--- Recorded data ---
-- begin --

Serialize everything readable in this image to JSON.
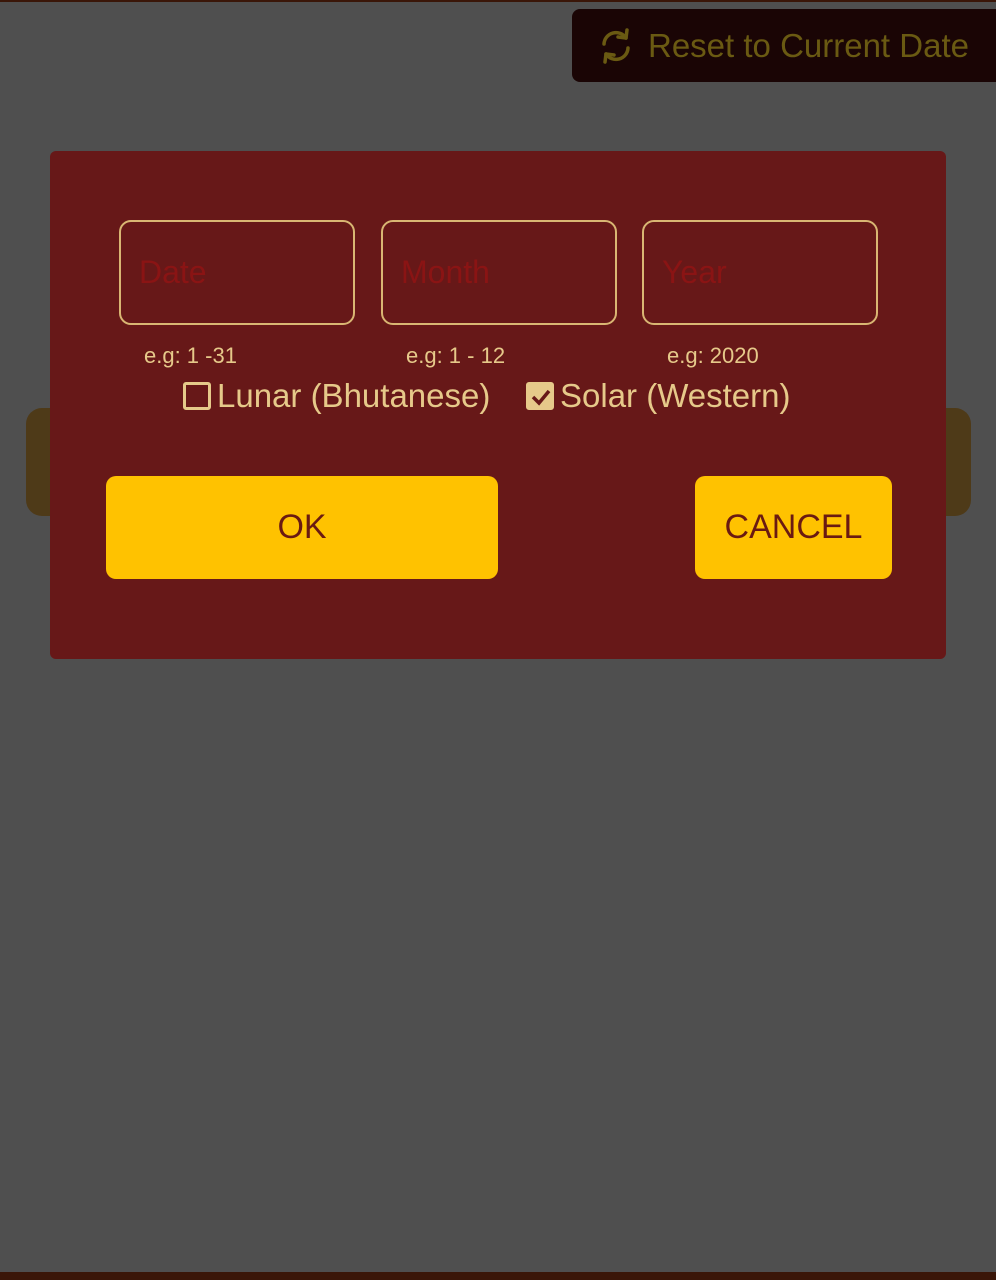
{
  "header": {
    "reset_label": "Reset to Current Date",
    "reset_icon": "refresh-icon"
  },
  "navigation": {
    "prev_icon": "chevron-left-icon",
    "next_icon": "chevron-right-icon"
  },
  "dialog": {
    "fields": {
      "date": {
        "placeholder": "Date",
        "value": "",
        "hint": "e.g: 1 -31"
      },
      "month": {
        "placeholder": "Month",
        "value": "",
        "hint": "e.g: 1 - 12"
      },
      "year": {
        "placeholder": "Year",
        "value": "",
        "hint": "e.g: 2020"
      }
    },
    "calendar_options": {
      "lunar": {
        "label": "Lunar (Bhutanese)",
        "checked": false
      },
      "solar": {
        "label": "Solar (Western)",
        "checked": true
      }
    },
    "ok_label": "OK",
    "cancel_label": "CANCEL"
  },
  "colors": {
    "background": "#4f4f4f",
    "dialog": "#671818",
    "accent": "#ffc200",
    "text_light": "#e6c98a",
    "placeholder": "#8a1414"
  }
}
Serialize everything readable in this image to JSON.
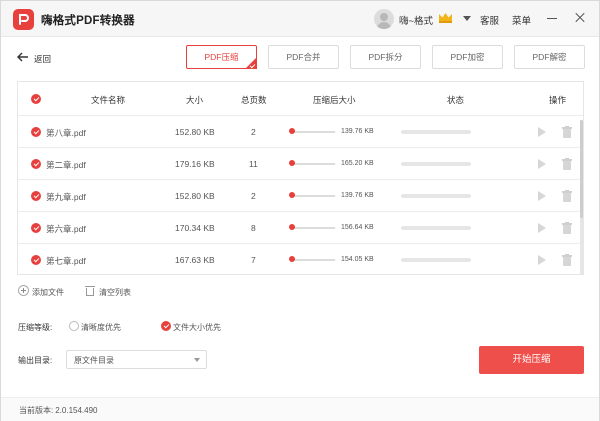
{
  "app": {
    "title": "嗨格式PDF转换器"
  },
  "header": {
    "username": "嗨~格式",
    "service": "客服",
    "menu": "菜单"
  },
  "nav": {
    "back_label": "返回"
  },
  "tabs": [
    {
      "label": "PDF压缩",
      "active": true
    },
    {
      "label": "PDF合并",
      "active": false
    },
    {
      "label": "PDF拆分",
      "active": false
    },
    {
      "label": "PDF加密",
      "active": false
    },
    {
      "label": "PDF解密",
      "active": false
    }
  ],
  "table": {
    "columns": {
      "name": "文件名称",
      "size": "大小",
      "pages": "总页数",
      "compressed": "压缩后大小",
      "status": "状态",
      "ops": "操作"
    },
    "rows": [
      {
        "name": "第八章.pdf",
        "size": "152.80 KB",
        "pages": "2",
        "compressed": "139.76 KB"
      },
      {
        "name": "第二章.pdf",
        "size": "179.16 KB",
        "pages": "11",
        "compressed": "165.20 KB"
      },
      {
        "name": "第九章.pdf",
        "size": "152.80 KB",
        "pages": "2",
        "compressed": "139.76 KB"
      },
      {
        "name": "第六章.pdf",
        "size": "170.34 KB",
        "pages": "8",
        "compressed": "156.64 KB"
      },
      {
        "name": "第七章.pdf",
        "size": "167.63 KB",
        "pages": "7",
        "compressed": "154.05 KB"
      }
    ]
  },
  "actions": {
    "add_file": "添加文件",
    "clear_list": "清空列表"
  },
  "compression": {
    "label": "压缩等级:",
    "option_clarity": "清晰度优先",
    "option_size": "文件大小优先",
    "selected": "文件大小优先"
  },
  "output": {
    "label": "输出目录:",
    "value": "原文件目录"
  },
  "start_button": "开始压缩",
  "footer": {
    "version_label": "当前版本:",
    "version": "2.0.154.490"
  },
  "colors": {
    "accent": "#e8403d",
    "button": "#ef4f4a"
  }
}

-- end --

Set every line down exactly as written, leaving each picture out.

Serialize everything readable in this image to JSON.
{
  "header": {
    "reset_label": "Reset to Current Date",
    "reset_icon": "refresh-icon"
  },
  "navigation": {
    "prev_icon": "chevron-left-icon",
    "next_icon": "chevron-right-icon"
  },
  "dialog": {
    "fields": {
      "date": {
        "placeholder": "Date",
        "value": "",
        "hint": "e.g: 1 -31"
      },
      "month": {
        "placeholder": "Month",
        "value": "",
        "hint": "e.g: 1 - 12"
      },
      "year": {
        "placeholder": "Year",
        "value": "",
        "hint": "e.g: 2020"
      }
    },
    "calendar_options": {
      "lunar": {
        "label": "Lunar (Bhutanese)",
        "checked": false
      },
      "solar": {
        "label": "Solar (Western)",
        "checked": true
      }
    },
    "ok_label": "OK",
    "cancel_label": "CANCEL"
  },
  "colors": {
    "background": "#4f4f4f",
    "dialog": "#671818",
    "accent": "#ffc200",
    "text_light": "#e6c98a",
    "placeholder": "#8a1414"
  }
}
Serialize everything readable in this image to JSON.
{
  "app": {
    "title": "嗨格式PDF转换器"
  },
  "header": {
    "username": "嗨~格式",
    "service": "客服",
    "menu": "菜单"
  },
  "nav": {
    "back_label": "返回"
  },
  "tabs": [
    {
      "label": "PDF压缩",
      "active": true
    },
    {
      "label": "PDF合并",
      "active": false
    },
    {
      "label": "PDF拆分",
      "active": false
    },
    {
      "label": "PDF加密",
      "active": false
    },
    {
      "label": "PDF解密",
      "active": false
    }
  ],
  "table": {
    "columns": {
      "name": "文件名称",
      "size": "大小",
      "pages": "总页数",
      "compressed": "压缩后大小",
      "status": "状态",
      "ops": "操作"
    },
    "rows": [
      {
        "name": "第八章.pdf",
        "size": "152.80 KB",
        "pages": "2",
        "compressed": "139.76 KB"
      },
      {
        "name": "第二章.pdf",
        "size": "179.16 KB",
        "pages": "11",
        "compressed": "165.20 KB"
      },
      {
        "name": "第九章.pdf",
        "size": "152.80 KB",
        "pages": "2",
        "compressed": "139.76 KB"
      },
      {
        "name": "第六章.pdf",
        "size": "170.34 KB",
        "pages": "8",
        "compressed": "156.64 KB"
      },
      {
        "name": "第七章.pdf",
        "size": "167.63 KB",
        "pages": "7",
        "compressed": "154.05 KB"
      }
    ]
  },
  "actions": {
    "add_file": "添加文件",
    "clear_list": "清空列表"
  },
  "compression": {
    "label": "压缩等级:",
    "option_clarity": "清晰度优先",
    "option_size": "文件大小优先",
    "selected": "文件大小优先"
  },
  "output": {
    "label": "输出目录:",
    "value": "原文件目录"
  },
  "start_button": "开始压缩",
  "footer": {
    "version_label": "当前版本:",
    "version": "2.0.154.490"
  },
  "colors": {
    "accent": "#e8403d",
    "button": "#ef4f4a"
  }
}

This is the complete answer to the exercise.